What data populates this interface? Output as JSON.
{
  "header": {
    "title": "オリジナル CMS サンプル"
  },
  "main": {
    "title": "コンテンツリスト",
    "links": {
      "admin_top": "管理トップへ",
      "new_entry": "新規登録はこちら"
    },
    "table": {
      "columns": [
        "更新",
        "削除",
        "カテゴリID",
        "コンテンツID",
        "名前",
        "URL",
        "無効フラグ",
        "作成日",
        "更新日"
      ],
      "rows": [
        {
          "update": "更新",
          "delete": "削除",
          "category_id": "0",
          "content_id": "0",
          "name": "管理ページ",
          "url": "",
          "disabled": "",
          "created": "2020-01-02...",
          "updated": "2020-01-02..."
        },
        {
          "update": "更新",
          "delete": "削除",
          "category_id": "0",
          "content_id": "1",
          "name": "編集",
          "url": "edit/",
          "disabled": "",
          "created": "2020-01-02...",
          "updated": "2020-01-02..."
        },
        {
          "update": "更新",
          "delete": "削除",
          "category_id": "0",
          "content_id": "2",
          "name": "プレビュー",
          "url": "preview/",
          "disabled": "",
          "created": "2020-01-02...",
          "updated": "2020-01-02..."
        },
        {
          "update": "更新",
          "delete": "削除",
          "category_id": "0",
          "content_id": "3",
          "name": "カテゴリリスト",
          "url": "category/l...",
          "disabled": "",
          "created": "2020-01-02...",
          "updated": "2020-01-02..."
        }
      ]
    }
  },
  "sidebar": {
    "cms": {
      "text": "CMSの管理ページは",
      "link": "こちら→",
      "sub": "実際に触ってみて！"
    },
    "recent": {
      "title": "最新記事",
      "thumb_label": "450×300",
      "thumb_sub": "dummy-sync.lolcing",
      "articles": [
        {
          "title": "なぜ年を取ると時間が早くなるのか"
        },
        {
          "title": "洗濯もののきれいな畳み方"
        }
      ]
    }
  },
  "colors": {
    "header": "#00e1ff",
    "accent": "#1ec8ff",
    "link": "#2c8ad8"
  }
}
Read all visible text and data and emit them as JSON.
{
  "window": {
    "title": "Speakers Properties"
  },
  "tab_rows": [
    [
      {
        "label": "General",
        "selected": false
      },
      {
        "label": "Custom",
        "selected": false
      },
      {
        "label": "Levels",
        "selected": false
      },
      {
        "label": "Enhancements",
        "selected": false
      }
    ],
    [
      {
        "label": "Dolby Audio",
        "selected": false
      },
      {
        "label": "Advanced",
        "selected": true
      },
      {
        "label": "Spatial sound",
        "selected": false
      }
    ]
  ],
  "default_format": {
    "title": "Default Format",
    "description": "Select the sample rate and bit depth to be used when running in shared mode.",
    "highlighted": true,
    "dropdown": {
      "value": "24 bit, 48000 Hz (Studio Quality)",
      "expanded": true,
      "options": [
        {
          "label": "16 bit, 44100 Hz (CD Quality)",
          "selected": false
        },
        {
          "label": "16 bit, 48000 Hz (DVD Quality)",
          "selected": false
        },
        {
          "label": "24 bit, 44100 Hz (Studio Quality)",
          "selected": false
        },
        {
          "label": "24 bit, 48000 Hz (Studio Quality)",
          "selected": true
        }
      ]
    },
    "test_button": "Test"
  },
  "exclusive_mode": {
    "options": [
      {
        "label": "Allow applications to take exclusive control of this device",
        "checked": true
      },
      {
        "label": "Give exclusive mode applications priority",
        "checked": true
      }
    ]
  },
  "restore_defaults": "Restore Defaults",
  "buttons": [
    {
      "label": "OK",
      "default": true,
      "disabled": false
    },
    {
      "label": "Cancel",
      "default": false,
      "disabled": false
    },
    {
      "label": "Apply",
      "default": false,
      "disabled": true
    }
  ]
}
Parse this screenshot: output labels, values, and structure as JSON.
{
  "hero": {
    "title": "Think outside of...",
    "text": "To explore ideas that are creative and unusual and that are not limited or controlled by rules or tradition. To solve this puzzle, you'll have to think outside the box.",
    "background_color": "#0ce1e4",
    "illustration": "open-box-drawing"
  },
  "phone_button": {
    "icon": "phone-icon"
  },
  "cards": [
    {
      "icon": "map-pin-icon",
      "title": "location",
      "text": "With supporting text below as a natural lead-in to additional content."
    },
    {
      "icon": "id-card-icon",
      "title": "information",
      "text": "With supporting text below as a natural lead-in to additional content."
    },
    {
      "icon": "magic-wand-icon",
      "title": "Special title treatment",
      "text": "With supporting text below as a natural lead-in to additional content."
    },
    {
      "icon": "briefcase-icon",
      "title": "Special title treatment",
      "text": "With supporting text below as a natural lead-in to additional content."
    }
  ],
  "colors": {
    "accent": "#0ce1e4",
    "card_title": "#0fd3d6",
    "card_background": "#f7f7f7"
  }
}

WORK TO BE COMPLETED: Every record should be repeated exactly; please leave none out.

TASK RESPONSE:
What data populates this interface? Output as JSON.
{
  "header": {
    "title": "オリジナル CMS サンプル"
  },
  "main": {
    "title": "コンテンツリスト",
    "links": {
      "admin_top": "管理トップへ",
      "new_entry": "新規登録はこちら"
    },
    "table": {
      "columns": [
        "更新",
        "削除",
        "カテゴリID",
        "コンテンツID",
        "名前",
        "URL",
        "無効フラグ",
        "作成日",
        "更新日"
      ],
      "rows": [
        {
          "update": "更新",
          "delete": "削除",
          "category_id": "0",
          "content_id": "0",
          "name": "管理ページ",
          "url": "",
          "disabled": "",
          "created": "2020-01-02...",
          "updated": "2020-01-02..."
        },
        {
          "update": "更新",
          "delete": "削除",
          "category_id": "0",
          "content_id": "1",
          "name": "編集",
          "url": "edit/",
          "disabled": "",
          "created": "2020-01-02...",
          "updated": "2020-01-02..."
        },
        {
          "update": "更新",
          "delete": "削除",
          "category_id": "0",
          "content_id": "2",
          "name": "プレビュー",
          "url": "preview/",
          "disabled": "",
          "created": "2020-01-02...",
          "updated": "2020-01-02..."
        },
        {
          "update": "更新",
          "delete": "削除",
          "category_id": "0",
          "content_id": "3",
          "name": "カテゴリリスト",
          "url": "category/l...",
          "disabled": "",
          "created": "2020-01-02...",
          "updated": "2020-01-02..."
        }
      ]
    }
  },
  "sidebar": {
    "cms": {
      "text": "CMSの管理ページは",
      "link": "こちら→",
      "sub": "実際に触ってみて！"
    },
    "recent": {
      "title": "最新記事",
      "thumb_label": "450×300",
      "thumb_sub": "dummy-sync.lolcing",
      "articles": [
        {
          "title": "なぜ年を取ると時間が早くなるのか"
        },
        {
          "title": "洗濯もののきれいな畳み方"
        }
      ]
    }
  },
  "colors": {
    "header": "#00e1ff",
    "accent": "#1ec8ff",
    "link": "#2c8ad8"
  }
}
Read all visible text and data and emit them as JSON.
{
  "window": {
    "title": "Speakers Properties"
  },
  "tab_rows": [
    [
      {
        "label": "General",
        "selected": false
      },
      {
        "label": "Custom",
        "selected": false
      },
      {
        "label": "Levels",
        "selected": false
      },
      {
        "label": "Enhancements",
        "selected": false
      }
    ],
    [
      {
        "label": "Dolby Audio",
        "selected": false
      },
      {
        "label": "Advanced",
        "selected": true
      },
      {
        "label": "Spatial sound",
        "selected": false
      }
    ]
  ],
  "default_format": {
    "title": "Default Format",
    "description": "Select the sample rate and bit depth to be used when running in shared mode.",
    "highlighted": true,
    "dropdown": {
      "value": "24 bit, 48000 Hz (Studio Quality)",
      "expanded": true,
      "options": [
        {
          "label": "16 bit, 44100 Hz (CD Quality)",
          "selected": false
        },
        {
          "label": "16 bit, 48000 Hz (DVD Quality)",
          "selected": false
        },
        {
          "label": "24 bit, 44100 Hz (Studio Quality)",
          "selected": false
        },
        {
          "label": "24 bit, 48000 Hz (Studio Quality)",
          "selected": true
        }
      ]
    },
    "test_button": "Test"
  },
  "exclusive_mode": {
    "options": [
      {
        "label": "Allow applications to take exclusive control of this device",
        "checked": true
      },
      {
        "label": "Give exclusive mode applications priority",
        "checked": true
      }
    ]
  },
  "restore_defaults": "Restore Defaults",
  "buttons": [
    {
      "label": "OK",
      "default": true,
      "disabled": false
    },
    {
      "label": "Cancel",
      "default": false,
      "disabled": false
    },
    {
      "label": "Apply",
      "default": false,
      "disabled": true
    }
  ]
}
Parse this screenshot: output labels, values, and structure as JSON.
{
  "hero": {
    "title": "Think outside of...",
    "text": "To explore ideas that are creative and unusual and that are not limited or controlled by rules or tradition. To solve this puzzle, you'll have to think outside the box.",
    "background_color": "#0ce1e4",
    "illustration": "open-box-drawing"
  },
  "phone_button": {
    "icon": "phone-icon"
  },
  "cards": [
    {
      "icon": "map-pin-icon",
      "title": "location",
      "text": "With supporting text below as a natural lead-in to additional content."
    },
    {
      "icon": "id-card-icon",
      "title": "information",
      "text": "With supporting text below as a natural lead-in to additional content."
    },
    {
      "icon": "magic-wand-icon",
      "title": "Special title treatment",
      "text": "With supporting text below as a natural lead-in to additional content."
    },
    {
      "icon": "briefcase-icon",
      "title": "Special title treatment",
      "text": "With supporting text below as a natural lead-in to additional content."
    }
  ],
  "colors": {
    "accent": "#0ce1e4",
    "card_title": "#0fd3d6",
    "card_background": "#f7f7f7"
  }
}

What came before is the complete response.